What needs to be done
Collect from the data below each line with "Período".

== == ==

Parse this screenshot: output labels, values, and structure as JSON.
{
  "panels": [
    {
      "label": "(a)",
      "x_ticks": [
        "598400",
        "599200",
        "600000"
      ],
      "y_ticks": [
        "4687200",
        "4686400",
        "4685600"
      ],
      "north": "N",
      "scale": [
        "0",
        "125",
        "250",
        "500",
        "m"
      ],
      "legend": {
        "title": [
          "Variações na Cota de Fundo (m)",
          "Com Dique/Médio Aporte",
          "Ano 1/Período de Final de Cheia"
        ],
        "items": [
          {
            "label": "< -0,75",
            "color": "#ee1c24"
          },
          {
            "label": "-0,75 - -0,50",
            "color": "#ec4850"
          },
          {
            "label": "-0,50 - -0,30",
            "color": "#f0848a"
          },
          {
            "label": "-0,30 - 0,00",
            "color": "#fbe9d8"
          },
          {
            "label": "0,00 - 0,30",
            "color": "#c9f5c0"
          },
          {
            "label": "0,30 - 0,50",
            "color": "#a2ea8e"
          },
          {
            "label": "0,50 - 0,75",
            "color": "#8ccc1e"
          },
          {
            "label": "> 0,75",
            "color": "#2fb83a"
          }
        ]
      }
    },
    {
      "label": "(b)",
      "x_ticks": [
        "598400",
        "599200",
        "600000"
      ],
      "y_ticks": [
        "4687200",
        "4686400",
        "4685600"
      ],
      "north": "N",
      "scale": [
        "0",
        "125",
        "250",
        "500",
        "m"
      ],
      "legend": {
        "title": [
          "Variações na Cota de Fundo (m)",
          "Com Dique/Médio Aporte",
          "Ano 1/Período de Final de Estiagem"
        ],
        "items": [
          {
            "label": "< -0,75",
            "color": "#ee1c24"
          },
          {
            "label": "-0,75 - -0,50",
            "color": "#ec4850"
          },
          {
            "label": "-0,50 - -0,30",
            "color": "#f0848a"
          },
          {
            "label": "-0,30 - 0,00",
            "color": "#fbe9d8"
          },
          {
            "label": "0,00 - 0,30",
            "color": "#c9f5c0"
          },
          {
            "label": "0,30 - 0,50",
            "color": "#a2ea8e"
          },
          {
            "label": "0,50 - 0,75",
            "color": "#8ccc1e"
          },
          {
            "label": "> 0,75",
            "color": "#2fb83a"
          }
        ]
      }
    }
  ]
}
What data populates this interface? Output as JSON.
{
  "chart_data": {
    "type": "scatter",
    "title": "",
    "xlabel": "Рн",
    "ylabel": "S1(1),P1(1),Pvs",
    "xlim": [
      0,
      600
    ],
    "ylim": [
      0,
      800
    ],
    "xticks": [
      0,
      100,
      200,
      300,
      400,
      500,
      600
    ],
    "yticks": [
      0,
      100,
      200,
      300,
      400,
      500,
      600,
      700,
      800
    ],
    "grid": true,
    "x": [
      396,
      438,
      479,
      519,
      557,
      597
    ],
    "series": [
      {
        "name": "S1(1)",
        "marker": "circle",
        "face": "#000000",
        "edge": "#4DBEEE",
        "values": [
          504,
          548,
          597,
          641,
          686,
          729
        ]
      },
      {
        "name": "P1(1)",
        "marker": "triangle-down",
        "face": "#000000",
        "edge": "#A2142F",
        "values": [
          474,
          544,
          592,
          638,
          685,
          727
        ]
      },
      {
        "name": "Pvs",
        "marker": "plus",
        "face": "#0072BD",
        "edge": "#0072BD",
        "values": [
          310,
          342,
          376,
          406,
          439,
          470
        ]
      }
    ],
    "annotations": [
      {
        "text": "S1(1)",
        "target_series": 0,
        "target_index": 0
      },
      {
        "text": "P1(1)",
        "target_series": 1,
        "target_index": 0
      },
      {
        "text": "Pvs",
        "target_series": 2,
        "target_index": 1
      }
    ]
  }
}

== == ==

Written response
          "Ano 1/Período de Final de Cheia"
          "Ano 1/Período de Final de Estiagem"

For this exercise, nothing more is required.